**Exercise objective**: Return the records exactly as they are.

[Data items]
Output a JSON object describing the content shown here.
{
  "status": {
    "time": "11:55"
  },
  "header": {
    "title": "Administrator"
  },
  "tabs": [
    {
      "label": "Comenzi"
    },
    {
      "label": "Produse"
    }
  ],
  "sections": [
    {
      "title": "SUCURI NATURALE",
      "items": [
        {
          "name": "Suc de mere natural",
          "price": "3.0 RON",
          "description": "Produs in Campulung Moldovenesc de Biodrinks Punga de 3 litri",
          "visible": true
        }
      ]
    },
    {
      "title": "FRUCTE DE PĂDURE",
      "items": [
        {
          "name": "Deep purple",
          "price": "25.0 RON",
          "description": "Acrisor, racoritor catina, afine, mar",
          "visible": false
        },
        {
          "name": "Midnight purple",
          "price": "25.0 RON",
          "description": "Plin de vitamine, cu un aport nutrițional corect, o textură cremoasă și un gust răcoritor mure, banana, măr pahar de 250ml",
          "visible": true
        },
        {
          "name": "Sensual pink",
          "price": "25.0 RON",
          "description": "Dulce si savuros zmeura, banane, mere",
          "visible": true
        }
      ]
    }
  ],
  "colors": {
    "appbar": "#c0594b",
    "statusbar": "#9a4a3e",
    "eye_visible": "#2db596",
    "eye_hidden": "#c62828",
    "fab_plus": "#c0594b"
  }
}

**The reply**:
Output a JSON object describing the content shown here.
{
  "status": {
    "time": "11:55"
  },
  "header": {
    "title": "Administrator"
  },
  "tabs": [
    {
      "label": "Comenzi"
    },
    {
      "label": "Produse"
    }
  ],
  "sections": [
    {
      "title": "SUCURI NATURALE",
      "items": [
        {
          "name": "Suc de mere natural",
          "price": "3.0 RON",
          "description": "Produs in Campulung Moldovenesc de Biodrinks Punga de 3 litri",
          "visible": true
        }
      ]
    },
    {
      "title": "FRUCTE DE PĂDURE",
      "items": [
        {
          "name": "Deep purple",
          "price": "25.0 RON",
          "description": "Acrisor, racoritor catina, afine, mar",
          "visible": false
        },
        {
          "name": "Midnight purple",
          "price": "25.0 RON",
          "description": "Plin de vitamine, cu un aport nutrițional corect, o textură cremoasă și un gust răcoritor mure, banana, măr pahar de 250ml",
          "visible": true
        },
        {
          "name": "Sensual pink",
          "price": "25.0 RON",
          "description": "Dulce si savuros zmeura, banane, mere",
          "visible": true
        }
      ]
    }
  ],
  "colors": {
    "appbar": "#c0594b",
    "statusbar": "#9a4a3e",
    "eye_visible": "#2db596",
    "eye_hidden": "#c62828",
    "fab_plus": "#c0594b"
  }
}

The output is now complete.